> [Extracted text]
I have posted this problem from here
I am running sharded mongodb in a kubernetes environment, with 3 shards, and 3 instances on each shard. for some reasons, my mongodb instance have been rescheduled to another machine.
the problem is when a mongodb instance have ben rescheduled to another instance, its replica config
will be invalidated. resulting to this error below.
> rs.status()
{
"state" : 10,
"stateStr" : "REMOVED",
"uptime" : 2110,
"optime" : Timestamp(1448462710, 6),
"optimeDate" : ISODate("2015-11-25T14:45:10Z"),
"ok" : 0,
"errmsg" : "Our replica set config is invalid or we are not a member of it",
"code" : 93
}
>
this is the config
> rs.config().members
[
{
"_id" : 0,
"host" : "mongodb-shard2-service:27038",
"arbiterOnly" : false,
"buildIndexes" : true,
"hidden" : false,
"priority" : 1,
"tags" : {
},
"slaveDelay" : 0,
"votes" : 1
},
{
"_id" : 1,
"host" : "shard2-slave2-service:27039",
"arbiterOnly" : false,
"buildIndexes" : true,
"hidden" : false,
"priority" : 1,
"tags" : {
},
"slaveDelay" : 0,
"votes" : 1
},
{
"_id" : 2,
"host" : "shard2-slave1-service:27033",
"arbiterOnly" : false,
"buildIndexes" : true,
"hidden" : false,
"priority" : 1,
"tags" : {
},
"slaveDelay" : 0,
"votes" : 1
}
]
and a sample of db.serverStatus()

> [Set task A] Copy the MongoDB thread from the words "the problem is" through the words "this error below.", renaming "replica config" to "replica set configuration".
> [Set task B] Transcribe the records verbatim, beginning at the line that contains "data-point — [101, 461, 110, 470]" and stopping after the line that contains "data-point — [83, 469, 91, 478]", with both of those lines included.

> [Data shown]
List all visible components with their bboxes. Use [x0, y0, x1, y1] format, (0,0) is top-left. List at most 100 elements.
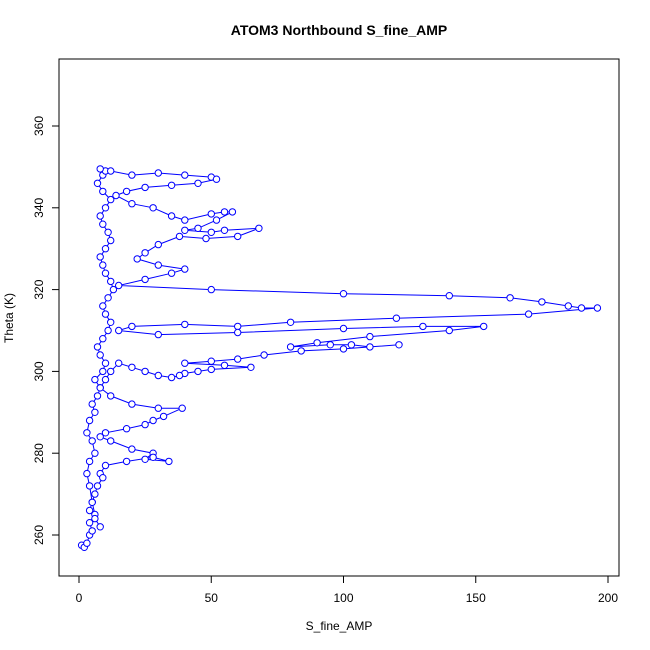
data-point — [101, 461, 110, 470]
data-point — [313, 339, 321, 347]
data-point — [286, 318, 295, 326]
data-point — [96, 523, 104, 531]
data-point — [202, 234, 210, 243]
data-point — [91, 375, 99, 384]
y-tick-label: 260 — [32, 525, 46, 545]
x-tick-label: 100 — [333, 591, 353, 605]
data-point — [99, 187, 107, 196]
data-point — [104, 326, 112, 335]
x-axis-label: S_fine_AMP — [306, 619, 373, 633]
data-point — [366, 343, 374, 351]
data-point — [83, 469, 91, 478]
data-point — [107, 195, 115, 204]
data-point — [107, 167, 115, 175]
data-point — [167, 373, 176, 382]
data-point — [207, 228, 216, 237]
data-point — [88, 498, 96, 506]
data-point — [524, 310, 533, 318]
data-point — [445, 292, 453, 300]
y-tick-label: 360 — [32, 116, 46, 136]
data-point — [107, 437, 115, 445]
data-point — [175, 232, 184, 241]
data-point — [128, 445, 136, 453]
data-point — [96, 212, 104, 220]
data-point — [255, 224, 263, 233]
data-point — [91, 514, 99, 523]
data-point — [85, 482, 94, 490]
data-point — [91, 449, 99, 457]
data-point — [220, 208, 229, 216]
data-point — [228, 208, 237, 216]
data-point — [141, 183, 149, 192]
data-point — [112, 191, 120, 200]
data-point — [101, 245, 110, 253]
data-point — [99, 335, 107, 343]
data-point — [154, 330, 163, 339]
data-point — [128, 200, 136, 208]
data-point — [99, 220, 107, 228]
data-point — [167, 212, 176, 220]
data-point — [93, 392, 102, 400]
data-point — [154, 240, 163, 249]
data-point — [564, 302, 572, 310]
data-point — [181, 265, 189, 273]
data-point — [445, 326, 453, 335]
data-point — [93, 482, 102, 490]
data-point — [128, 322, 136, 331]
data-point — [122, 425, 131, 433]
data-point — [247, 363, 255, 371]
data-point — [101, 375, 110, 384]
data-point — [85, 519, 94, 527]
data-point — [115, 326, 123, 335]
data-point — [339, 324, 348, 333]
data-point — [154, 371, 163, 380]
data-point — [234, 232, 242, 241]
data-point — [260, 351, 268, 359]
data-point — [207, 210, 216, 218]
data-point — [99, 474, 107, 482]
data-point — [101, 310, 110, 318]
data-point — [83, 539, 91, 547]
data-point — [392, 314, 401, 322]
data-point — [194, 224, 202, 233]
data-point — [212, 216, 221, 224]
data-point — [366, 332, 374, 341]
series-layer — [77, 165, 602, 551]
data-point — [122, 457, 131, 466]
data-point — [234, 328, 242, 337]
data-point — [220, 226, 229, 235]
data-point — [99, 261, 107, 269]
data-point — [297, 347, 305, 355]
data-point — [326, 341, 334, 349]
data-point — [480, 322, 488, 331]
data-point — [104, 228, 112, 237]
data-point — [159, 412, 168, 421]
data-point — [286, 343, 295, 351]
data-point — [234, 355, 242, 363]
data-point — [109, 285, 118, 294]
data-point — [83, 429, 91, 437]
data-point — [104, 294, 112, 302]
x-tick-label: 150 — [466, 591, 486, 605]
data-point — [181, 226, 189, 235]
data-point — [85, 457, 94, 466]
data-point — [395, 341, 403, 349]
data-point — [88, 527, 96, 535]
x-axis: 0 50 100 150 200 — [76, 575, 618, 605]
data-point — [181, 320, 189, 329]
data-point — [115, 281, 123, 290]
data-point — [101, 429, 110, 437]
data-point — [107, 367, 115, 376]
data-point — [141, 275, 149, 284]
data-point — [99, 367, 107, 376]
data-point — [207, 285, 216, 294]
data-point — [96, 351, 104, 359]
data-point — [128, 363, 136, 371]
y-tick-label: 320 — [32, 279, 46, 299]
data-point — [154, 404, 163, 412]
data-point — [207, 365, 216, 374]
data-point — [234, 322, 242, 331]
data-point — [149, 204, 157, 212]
...
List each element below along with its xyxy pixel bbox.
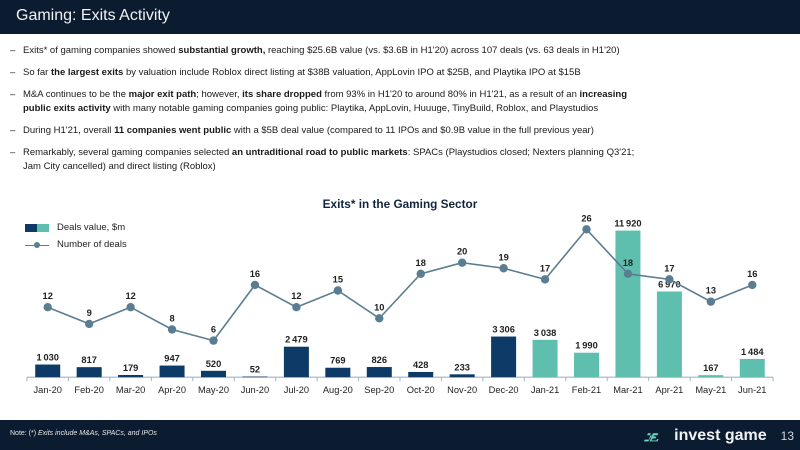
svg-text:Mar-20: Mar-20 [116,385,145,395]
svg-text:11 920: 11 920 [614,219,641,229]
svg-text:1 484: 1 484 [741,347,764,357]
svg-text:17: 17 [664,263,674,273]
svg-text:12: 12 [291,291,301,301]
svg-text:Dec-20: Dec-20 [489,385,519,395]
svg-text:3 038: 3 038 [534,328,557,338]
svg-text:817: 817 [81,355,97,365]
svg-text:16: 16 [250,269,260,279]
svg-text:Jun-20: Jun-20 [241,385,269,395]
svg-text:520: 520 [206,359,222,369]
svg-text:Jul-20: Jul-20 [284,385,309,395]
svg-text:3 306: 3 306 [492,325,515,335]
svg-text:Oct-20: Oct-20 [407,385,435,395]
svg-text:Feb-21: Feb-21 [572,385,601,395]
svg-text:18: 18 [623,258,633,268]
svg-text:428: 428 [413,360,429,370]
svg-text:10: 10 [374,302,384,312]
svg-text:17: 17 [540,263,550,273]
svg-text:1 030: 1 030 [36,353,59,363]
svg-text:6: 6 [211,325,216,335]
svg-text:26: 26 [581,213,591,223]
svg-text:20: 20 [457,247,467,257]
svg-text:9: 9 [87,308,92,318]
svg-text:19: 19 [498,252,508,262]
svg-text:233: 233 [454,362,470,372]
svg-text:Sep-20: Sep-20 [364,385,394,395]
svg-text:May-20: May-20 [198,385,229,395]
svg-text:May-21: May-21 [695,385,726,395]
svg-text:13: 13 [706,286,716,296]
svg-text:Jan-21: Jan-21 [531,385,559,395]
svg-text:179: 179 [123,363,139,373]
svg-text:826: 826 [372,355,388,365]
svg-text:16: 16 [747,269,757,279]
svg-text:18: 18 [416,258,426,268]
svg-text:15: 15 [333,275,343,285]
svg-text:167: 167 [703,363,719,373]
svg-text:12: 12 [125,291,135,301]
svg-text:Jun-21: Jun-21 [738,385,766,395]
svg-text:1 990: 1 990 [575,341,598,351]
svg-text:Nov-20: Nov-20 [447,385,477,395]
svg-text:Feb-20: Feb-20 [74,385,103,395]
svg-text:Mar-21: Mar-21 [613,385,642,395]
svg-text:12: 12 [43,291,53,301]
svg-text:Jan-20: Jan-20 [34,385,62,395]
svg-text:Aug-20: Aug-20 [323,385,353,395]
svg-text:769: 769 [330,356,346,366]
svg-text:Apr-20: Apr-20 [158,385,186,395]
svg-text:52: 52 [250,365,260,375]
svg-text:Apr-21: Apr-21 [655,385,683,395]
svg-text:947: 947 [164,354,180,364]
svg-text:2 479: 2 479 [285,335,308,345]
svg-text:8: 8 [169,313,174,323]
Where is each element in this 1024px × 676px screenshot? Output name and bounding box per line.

> [Output A]
the problem is when a mongodb instance have ben rescheduled to another instance, its replica set configuration
will be invalidated. resulting to this error below.

> [Output B]
data-point — [101, 461, 110, 470]
data-point — [313, 339, 321, 347]
data-point — [286, 318, 295, 326]
data-point — [96, 523, 104, 531]
data-point — [202, 234, 210, 243]
data-point — [91, 375, 99, 384]
y-tick-label: 260 — [32, 525, 46, 545]
x-tick-label: 100 — [333, 591, 353, 605]
data-point — [99, 187, 107, 196]
data-point — [104, 326, 112, 335]
x-axis-label: S_fine_AMP — [306, 619, 373, 633]
data-point — [366, 343, 374, 351]
data-point — [83, 469, 91, 478]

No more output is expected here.